Exercise directions —
Pull every line that includes the word "Essential" out of the data below and copy it.

Data records —
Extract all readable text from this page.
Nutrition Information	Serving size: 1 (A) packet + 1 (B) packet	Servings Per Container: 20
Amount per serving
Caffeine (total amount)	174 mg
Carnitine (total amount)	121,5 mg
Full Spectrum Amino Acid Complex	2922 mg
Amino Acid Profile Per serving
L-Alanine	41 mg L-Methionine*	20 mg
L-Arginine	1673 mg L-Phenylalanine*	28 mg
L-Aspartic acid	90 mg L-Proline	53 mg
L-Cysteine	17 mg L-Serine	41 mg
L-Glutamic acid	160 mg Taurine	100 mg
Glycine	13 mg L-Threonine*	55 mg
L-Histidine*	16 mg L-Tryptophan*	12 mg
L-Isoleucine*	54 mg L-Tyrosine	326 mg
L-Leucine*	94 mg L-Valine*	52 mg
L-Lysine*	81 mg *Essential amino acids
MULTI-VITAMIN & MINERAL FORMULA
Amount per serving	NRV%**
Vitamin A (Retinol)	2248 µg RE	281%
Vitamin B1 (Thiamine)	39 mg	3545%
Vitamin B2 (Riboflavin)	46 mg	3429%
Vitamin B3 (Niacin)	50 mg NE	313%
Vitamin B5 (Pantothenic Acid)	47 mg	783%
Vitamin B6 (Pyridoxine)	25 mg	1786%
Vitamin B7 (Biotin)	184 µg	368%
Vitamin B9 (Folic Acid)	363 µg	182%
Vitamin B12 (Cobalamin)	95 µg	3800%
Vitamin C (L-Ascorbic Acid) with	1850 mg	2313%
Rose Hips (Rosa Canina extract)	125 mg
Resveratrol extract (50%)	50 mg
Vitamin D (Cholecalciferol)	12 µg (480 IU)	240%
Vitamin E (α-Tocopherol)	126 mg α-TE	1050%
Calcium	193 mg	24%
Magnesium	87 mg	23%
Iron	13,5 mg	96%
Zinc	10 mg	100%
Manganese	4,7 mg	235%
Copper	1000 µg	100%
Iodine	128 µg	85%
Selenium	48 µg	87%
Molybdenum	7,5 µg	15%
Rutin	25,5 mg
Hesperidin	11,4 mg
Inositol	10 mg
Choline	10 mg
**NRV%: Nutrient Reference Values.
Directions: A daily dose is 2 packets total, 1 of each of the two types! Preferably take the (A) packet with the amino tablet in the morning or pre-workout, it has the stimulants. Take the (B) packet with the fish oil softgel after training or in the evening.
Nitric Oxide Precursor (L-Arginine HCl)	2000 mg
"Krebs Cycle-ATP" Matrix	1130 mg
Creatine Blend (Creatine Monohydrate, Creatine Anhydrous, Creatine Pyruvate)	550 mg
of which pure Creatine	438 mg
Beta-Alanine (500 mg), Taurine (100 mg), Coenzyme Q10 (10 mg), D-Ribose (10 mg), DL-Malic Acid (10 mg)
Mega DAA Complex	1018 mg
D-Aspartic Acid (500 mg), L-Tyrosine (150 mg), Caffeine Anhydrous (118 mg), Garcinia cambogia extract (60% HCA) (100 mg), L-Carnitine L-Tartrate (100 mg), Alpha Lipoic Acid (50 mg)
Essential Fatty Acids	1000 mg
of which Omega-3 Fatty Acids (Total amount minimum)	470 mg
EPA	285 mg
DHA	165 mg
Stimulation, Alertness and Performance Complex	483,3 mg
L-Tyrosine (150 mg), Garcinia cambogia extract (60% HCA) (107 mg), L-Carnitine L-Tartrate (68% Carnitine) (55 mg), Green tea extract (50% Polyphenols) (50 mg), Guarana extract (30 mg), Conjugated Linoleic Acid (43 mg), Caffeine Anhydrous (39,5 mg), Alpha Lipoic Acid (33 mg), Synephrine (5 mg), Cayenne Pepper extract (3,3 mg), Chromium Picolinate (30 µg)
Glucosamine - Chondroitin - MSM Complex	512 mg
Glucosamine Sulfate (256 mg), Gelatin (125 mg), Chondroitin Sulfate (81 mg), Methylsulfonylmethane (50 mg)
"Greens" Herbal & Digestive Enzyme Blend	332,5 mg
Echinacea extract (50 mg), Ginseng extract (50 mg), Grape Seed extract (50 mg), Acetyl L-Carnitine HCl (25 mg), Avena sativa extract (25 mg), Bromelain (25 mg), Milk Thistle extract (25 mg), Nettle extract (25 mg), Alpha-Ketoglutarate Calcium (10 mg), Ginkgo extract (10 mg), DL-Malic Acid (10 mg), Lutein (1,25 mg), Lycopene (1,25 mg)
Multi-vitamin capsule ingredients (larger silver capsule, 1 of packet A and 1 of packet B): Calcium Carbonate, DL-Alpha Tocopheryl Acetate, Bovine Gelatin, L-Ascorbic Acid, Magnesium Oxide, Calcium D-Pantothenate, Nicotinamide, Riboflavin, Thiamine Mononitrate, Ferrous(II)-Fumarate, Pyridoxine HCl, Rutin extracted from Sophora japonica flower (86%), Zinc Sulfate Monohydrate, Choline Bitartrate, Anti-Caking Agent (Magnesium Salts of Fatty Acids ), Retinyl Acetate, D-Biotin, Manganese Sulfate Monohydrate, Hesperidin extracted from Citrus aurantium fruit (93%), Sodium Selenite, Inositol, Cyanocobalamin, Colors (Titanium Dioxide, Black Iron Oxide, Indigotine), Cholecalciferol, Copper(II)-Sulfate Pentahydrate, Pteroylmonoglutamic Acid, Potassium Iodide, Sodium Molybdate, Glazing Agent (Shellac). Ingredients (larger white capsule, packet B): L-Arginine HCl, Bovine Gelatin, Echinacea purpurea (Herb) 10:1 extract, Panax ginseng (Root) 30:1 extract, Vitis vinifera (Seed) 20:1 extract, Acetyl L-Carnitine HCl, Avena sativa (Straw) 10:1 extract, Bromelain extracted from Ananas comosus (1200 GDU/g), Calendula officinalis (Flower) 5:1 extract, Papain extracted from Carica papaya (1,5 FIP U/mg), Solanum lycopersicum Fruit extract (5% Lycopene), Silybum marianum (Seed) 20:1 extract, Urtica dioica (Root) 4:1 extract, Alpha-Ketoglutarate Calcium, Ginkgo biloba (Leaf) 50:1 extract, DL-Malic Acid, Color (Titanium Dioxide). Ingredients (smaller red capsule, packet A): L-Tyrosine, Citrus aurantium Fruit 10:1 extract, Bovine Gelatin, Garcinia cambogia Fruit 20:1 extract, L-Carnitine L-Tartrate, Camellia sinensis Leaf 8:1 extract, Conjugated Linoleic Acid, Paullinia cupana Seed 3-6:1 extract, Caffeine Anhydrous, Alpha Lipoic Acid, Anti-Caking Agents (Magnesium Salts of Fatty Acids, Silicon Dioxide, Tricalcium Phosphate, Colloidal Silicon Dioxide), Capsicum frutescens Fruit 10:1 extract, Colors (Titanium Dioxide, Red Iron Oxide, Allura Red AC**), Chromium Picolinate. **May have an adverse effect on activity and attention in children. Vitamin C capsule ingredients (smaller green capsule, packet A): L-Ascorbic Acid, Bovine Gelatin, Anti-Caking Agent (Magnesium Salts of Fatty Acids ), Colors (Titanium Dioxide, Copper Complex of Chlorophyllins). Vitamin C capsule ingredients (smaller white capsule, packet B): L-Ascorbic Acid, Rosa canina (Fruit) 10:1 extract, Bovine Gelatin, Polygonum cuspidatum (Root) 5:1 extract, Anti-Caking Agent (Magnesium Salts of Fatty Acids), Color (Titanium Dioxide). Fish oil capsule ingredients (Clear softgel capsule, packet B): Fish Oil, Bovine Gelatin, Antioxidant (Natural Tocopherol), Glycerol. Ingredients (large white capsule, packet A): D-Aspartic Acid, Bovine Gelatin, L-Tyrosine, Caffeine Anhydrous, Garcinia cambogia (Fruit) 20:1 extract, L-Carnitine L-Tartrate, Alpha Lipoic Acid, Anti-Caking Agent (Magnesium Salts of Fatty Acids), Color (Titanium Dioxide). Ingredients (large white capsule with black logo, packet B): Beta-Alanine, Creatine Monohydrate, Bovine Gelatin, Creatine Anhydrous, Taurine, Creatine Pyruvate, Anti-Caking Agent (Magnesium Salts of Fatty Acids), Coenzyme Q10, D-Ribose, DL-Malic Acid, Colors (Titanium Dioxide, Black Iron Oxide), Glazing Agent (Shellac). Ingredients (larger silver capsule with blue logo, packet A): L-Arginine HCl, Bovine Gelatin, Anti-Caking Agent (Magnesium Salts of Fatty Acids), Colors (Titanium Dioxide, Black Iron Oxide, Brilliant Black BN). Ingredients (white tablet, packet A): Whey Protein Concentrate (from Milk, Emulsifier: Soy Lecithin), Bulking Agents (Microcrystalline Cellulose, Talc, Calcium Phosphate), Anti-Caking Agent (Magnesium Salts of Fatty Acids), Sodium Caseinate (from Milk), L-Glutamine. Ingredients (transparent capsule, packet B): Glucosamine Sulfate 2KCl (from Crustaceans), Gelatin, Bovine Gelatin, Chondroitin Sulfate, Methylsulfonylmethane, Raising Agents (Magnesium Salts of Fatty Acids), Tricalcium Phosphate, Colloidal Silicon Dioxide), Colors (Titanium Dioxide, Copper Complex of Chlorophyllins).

Task result —
L-Lysine*	81 mg *Essential amino acids
Essential Fatty Acids	1000 mg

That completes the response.